→ **PROBLEM REQUIREMENTS**:
Identify the lines that contain the word "JSON", then copy them.

▬▬▬▬▬▬▬▬▬▬

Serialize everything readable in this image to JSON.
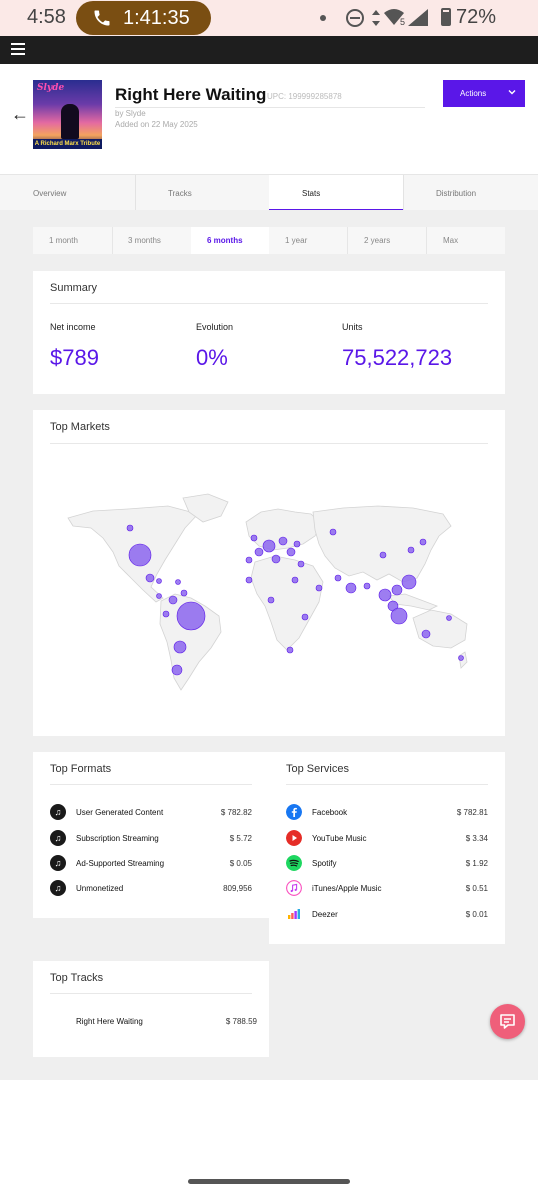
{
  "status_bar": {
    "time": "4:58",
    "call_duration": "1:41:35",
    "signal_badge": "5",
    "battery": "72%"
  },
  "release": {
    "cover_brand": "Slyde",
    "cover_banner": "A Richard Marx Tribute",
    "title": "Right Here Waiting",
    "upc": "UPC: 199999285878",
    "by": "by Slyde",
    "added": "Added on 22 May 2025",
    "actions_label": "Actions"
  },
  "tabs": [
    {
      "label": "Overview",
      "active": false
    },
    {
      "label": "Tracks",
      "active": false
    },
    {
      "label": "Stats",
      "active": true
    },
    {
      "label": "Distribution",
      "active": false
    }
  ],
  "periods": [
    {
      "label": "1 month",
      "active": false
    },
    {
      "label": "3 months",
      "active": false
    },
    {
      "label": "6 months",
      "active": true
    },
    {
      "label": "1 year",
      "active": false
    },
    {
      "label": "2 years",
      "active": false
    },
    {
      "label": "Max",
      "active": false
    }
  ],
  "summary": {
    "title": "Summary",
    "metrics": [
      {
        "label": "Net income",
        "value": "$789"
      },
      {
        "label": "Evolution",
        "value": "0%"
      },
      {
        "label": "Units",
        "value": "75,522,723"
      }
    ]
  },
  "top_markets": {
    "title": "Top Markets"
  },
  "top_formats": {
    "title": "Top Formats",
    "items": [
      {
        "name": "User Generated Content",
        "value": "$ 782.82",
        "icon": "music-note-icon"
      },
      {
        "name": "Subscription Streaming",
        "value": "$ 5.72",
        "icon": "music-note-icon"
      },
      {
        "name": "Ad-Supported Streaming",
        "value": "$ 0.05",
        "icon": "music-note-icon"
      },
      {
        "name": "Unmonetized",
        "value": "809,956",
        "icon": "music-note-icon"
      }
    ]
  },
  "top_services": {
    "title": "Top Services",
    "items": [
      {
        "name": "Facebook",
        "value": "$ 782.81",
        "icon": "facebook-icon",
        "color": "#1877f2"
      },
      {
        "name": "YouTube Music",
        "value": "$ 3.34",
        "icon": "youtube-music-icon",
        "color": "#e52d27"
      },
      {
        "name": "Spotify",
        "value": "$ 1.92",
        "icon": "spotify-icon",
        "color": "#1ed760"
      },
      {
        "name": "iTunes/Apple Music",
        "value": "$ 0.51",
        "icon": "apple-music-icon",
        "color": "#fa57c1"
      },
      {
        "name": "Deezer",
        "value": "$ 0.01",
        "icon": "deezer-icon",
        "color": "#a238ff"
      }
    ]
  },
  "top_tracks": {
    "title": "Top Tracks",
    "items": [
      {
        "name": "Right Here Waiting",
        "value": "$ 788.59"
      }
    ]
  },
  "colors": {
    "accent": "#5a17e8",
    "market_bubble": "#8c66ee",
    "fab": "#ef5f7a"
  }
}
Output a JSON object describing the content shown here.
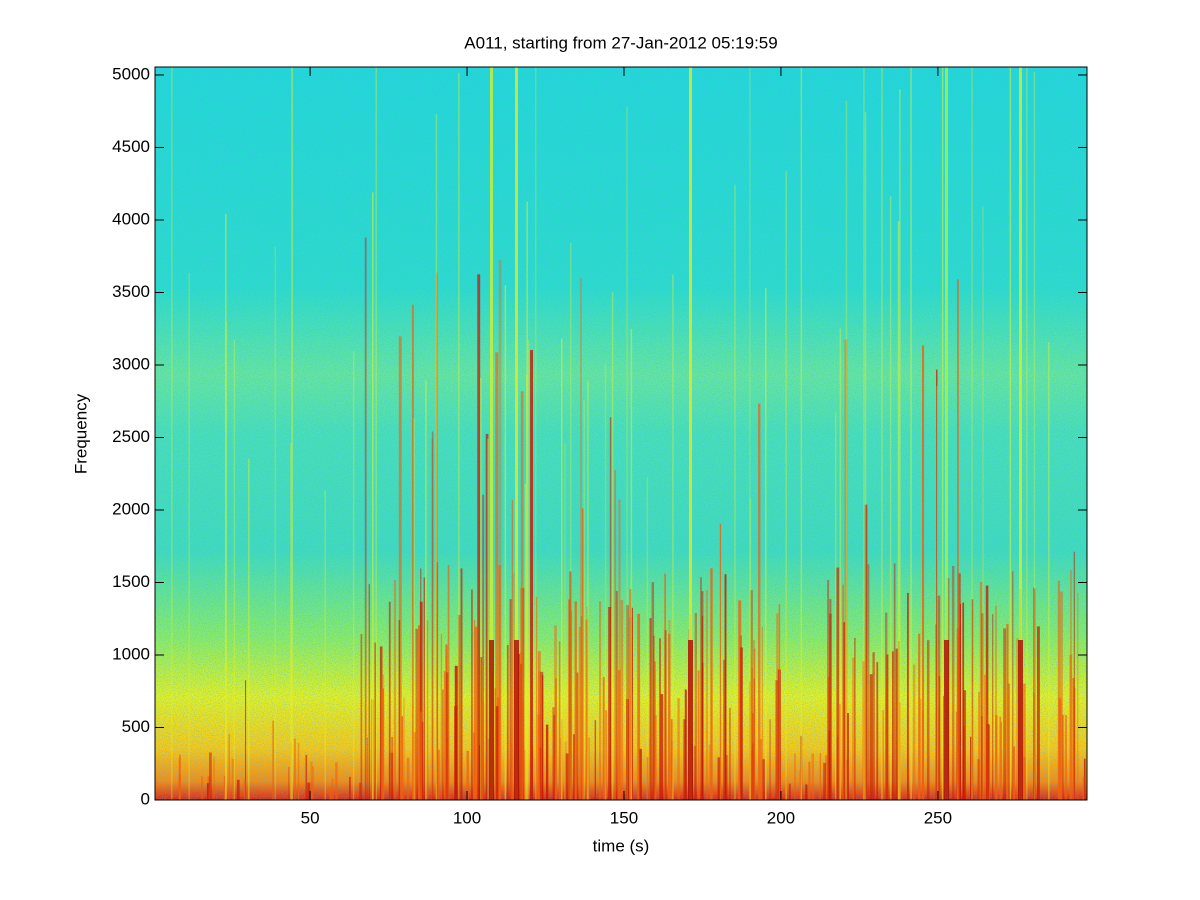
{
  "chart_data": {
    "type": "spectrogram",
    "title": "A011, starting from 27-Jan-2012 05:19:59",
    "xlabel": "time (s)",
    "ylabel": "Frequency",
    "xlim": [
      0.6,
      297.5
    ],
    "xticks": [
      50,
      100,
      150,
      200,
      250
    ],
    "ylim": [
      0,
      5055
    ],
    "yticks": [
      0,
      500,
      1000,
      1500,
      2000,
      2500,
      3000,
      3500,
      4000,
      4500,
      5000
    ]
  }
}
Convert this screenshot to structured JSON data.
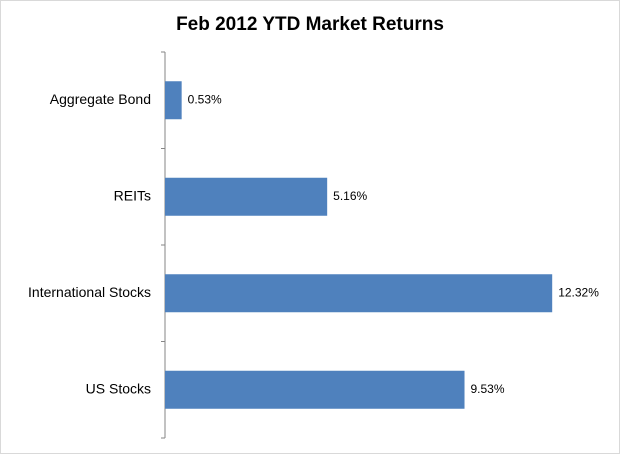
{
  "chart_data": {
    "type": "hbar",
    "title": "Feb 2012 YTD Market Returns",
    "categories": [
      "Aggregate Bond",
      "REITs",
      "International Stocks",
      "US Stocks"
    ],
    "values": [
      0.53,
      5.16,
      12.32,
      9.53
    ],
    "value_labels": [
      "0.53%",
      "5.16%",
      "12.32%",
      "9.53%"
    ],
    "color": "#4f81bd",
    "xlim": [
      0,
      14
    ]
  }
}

▬▬▬▬▬▬▬▬▬▬

→ **RESULT OF THE EXERCISE**:
Serialize everything readable in this image to JSON.
Output a JSON object describing the content shown here.
Convert this screenshot to structured JSON data.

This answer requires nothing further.